| TESTO DA ANALIZZARE |
• • • • •

VENEZIA - Non fu aiuto al suicidio, ma «concreto esercizio del diritto all’autodeterminazione». La procura di Milano ha motivato così la richiesta di archiviazione per Marco Cappato, il politico e tesoriere dell’associazione Luca Coscioni, dall’accusa di aiuto al suicidio per aver accompagnato a morire in Svizzera, un anno fa, in una clinica per il suicidio assistito, la libera professionista di Spinea (Venezia) Elena Altamira, 69 anni, malata terminale di cancro.
LE REAZIONI
«Si conferma così il valore della sentenza della Consulta - commenta lo stesso Cappato - nel poter dare risposta concreta ai pazienti irreversibili che chiedono aiuto medico per terminare la propria vita ponendo fine a sofferenze insopportabili, anche in assenza di una legge specifica». «La decisione della Corte costituzionale sul caso Cappato-Dj Fabo - spiega ancora - ha evidenziato dei requisiti affinché un malato possa accedere all’aiuto alla morte volontaria». «Attendiamo di conoscere le motivazioni della richiesta di archiviazione formulata dalla Procura di Milano e cosa deciderà il gip - ha aggiunto Filomena Gallo, segretaria nazionale Associazione Luca Coscioni e coordinatore del collegio di difesa di Marco Cappato - L’obiettivo della disobbedienza di Cappato è quello di fare chiarezza affinché un malato pienamente capace e cosciente delle proprie scelte nelle condizioni stabilite dalla Corte Costituzionale possa decidere senza rischi legali per la propria famiglia».

• • • • •

| DATI ESTRATTI |
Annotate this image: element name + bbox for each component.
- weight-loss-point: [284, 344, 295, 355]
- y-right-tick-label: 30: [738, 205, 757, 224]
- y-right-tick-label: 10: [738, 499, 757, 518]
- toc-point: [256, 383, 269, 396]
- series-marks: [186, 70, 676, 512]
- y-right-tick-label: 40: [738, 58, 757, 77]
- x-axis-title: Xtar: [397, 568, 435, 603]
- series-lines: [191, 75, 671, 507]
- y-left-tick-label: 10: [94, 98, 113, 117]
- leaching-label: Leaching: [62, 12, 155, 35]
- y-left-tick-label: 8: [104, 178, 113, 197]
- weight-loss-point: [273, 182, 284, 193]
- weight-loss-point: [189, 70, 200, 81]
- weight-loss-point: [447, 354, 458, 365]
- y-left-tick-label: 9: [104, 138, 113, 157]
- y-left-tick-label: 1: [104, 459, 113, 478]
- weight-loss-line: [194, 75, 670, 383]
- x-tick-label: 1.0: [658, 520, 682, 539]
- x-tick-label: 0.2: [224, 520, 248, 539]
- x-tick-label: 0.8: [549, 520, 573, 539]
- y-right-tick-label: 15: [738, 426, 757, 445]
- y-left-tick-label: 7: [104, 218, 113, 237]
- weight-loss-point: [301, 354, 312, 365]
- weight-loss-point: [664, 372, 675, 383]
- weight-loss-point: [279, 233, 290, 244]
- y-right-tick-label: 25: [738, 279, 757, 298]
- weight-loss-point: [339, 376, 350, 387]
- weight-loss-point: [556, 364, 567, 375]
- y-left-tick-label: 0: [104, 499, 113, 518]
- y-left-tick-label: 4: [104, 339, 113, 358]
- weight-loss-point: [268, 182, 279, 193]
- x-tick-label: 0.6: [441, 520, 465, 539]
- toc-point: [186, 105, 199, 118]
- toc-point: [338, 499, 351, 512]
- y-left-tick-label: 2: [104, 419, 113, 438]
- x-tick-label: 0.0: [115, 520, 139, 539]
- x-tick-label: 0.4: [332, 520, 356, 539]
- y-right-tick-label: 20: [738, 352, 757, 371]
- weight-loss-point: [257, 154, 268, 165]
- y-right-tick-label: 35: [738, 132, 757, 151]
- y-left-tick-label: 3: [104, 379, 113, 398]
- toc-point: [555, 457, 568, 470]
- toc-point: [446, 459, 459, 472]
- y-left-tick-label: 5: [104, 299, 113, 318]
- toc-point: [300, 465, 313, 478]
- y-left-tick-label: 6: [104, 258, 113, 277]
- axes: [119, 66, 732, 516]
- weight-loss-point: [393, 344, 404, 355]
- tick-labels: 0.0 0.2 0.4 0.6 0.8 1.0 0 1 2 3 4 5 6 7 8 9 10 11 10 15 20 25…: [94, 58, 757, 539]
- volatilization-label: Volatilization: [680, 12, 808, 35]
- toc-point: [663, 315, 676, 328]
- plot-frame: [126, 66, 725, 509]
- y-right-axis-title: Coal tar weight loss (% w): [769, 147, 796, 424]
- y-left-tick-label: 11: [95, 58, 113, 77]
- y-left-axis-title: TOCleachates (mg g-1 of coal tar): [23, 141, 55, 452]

• • • • •

| CONSEGNA |
Prosegui l'articolo sulla richiesta di archiviazione per Marco Cappato a partire dall'ultima frase riportata. I dati qui non servono in alcun modo.

| RISULTATO ATTESO |
Elena Altamira, originaria di Crespano del Grappa, si era trasferita nel 2016 a Spinea con il marito Luigi Crivellari (ascoltato peraltro dai pm durante le indagini) e la figlia Cinzia. Con l’avanzare della malattia aveva deciso di rivolgersi a Cappato. Il giorno della sua morte, aveva diffuso un video di saluto per spiegare le ragioni della sua decisione. «Mi sono trovata davanti ad un bivio. Una strada più lunga che mi avrebbe portato all’inferno, una più breve che poteva portarmi qui in Svizzera, a Basilea: ho scelto la seconda - il suo messaggio - Avrei sicuramente preferito finire la mia vita nel mio letto, nella mia casa tenendo la mano di mia figlia e la mano di mio marito. Purtroppo questo non è stato possibile e, quindi, ho dovuto venire qui da sola».